• [What you will do]
Check every line below for the word "JSON" and copy the ones that have it.

-- Start Records supplied --

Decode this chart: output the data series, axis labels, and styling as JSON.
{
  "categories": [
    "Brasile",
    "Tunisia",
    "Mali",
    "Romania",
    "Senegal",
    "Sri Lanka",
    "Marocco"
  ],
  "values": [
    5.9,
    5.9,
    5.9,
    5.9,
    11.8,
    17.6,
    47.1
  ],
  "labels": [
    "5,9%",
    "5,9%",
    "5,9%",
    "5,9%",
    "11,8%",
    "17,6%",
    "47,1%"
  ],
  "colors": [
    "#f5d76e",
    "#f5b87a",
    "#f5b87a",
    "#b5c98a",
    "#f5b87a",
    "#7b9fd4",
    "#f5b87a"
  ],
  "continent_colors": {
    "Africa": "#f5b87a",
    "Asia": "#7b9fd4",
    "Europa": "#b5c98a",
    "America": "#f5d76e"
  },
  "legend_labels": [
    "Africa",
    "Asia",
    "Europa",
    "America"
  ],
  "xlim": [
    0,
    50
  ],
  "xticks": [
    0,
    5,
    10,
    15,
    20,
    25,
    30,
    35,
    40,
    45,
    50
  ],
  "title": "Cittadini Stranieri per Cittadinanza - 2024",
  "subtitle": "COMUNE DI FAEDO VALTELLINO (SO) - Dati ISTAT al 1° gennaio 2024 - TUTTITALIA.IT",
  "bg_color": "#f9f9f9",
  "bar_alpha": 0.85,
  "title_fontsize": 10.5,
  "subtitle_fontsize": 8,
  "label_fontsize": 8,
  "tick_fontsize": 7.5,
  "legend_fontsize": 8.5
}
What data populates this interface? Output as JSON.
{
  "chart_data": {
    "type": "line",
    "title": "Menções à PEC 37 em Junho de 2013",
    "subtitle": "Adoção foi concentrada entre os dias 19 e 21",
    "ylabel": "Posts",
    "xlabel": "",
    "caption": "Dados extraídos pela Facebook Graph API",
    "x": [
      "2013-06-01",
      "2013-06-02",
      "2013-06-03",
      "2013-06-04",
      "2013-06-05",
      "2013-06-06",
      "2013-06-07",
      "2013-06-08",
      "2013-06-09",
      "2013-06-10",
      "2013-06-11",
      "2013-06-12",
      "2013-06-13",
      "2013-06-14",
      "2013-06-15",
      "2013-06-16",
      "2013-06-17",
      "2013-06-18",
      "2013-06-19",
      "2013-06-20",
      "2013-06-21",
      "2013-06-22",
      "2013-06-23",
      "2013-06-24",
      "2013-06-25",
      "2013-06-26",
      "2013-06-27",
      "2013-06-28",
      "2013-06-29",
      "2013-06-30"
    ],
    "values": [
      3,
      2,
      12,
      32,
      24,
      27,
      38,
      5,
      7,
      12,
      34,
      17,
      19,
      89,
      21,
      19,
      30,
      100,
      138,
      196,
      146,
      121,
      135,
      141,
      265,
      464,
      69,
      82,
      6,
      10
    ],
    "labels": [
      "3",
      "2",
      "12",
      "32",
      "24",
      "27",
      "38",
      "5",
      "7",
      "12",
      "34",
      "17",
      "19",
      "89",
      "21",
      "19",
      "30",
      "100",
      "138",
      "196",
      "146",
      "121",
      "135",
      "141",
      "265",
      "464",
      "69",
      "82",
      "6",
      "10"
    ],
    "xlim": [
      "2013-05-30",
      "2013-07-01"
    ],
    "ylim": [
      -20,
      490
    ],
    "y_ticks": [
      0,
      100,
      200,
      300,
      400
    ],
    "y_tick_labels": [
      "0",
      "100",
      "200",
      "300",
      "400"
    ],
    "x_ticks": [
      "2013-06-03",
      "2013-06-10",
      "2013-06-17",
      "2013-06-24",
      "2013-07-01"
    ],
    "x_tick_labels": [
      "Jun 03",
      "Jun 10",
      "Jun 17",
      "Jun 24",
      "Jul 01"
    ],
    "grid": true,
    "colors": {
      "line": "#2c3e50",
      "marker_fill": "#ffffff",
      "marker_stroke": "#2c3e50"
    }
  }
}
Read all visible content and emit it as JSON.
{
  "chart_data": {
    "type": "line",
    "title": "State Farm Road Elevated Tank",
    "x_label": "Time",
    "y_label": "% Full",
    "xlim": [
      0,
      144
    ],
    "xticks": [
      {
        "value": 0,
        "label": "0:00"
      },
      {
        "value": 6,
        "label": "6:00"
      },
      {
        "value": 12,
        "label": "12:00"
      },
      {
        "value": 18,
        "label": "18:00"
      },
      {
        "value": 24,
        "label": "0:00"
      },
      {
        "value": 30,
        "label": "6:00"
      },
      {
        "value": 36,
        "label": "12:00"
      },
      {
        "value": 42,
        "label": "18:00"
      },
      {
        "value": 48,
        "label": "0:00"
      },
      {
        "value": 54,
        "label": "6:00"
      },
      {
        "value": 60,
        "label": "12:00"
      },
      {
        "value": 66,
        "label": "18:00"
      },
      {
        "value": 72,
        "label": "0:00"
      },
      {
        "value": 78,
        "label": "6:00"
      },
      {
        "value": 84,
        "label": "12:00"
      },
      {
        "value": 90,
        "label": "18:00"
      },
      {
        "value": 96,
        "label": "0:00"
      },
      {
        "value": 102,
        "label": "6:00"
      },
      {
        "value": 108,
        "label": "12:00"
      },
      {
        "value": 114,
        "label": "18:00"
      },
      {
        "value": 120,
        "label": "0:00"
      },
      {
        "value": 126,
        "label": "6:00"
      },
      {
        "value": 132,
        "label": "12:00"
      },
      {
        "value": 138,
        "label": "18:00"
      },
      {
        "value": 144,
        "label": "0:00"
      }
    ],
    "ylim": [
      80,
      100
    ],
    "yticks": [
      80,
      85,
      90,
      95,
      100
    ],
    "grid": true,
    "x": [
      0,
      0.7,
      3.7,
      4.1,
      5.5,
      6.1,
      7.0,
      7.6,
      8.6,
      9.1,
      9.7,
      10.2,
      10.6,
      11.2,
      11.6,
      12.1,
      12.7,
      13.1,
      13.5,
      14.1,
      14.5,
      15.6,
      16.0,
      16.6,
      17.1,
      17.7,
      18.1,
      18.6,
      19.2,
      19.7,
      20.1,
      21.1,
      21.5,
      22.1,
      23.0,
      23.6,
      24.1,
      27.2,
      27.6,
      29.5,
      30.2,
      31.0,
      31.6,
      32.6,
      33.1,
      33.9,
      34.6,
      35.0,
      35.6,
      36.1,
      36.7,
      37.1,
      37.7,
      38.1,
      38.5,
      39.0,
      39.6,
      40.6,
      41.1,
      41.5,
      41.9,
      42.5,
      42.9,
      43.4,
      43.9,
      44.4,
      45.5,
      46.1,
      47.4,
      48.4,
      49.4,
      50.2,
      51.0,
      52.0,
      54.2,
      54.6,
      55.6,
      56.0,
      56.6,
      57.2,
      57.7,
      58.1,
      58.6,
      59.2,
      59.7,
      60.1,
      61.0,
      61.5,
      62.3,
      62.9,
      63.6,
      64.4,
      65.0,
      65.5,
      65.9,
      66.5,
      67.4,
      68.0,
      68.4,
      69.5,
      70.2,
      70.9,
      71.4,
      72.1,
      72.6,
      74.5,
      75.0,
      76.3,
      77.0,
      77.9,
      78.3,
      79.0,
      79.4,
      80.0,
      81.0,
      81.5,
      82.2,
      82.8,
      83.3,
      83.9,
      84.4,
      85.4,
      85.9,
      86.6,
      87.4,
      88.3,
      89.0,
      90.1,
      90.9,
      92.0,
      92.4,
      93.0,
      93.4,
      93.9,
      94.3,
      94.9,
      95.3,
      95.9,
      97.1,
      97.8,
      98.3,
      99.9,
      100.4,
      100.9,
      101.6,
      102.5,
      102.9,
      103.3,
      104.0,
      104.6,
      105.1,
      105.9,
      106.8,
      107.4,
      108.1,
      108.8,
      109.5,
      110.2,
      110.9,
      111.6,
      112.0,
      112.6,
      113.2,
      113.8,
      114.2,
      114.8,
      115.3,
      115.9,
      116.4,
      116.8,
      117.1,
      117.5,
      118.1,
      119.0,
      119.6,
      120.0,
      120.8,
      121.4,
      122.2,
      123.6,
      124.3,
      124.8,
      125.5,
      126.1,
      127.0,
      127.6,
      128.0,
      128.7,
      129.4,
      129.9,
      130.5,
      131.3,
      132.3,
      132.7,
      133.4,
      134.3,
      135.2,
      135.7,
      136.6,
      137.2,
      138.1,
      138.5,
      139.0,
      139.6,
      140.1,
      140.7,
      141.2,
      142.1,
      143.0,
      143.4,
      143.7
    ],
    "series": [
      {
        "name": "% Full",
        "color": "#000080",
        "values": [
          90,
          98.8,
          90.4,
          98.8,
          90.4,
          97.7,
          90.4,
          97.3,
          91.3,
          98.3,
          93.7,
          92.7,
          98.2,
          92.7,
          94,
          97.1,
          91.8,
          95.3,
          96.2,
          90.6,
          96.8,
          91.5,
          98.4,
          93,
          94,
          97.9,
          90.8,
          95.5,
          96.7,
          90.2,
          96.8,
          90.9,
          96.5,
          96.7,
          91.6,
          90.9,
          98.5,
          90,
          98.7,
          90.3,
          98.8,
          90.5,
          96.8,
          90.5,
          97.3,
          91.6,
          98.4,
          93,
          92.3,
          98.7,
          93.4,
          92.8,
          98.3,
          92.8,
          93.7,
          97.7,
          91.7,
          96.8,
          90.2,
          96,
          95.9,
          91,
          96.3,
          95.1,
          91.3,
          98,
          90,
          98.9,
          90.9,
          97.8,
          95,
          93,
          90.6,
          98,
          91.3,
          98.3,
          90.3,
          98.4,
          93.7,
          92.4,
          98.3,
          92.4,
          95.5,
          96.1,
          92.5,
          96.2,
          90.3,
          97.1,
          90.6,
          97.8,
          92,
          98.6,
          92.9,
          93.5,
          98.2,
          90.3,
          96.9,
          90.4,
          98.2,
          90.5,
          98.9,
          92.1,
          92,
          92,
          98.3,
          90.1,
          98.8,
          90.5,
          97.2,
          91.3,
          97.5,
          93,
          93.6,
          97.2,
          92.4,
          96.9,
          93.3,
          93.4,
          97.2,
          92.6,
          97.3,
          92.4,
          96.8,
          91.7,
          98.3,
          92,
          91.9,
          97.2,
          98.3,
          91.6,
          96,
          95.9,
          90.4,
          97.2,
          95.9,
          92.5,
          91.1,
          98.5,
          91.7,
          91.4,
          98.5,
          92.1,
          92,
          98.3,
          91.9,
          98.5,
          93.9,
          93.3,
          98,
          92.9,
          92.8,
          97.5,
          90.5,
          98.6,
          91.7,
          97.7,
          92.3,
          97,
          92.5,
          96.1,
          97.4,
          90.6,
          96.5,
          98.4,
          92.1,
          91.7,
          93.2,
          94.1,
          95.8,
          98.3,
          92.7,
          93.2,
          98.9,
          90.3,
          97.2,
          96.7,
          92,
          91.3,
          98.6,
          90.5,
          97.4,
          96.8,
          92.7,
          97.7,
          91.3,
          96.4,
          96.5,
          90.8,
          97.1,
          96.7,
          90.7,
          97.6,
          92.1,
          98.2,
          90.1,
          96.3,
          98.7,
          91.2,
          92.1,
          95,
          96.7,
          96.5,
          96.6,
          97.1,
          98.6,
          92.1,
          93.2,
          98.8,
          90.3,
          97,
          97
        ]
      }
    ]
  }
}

-- End Records supplied --

• [Task output]
Decode this chart: output the data series, axis labels, and styling as JSON.
What data populates this interface? Output as JSON.
Read all visible content and emit it as JSON.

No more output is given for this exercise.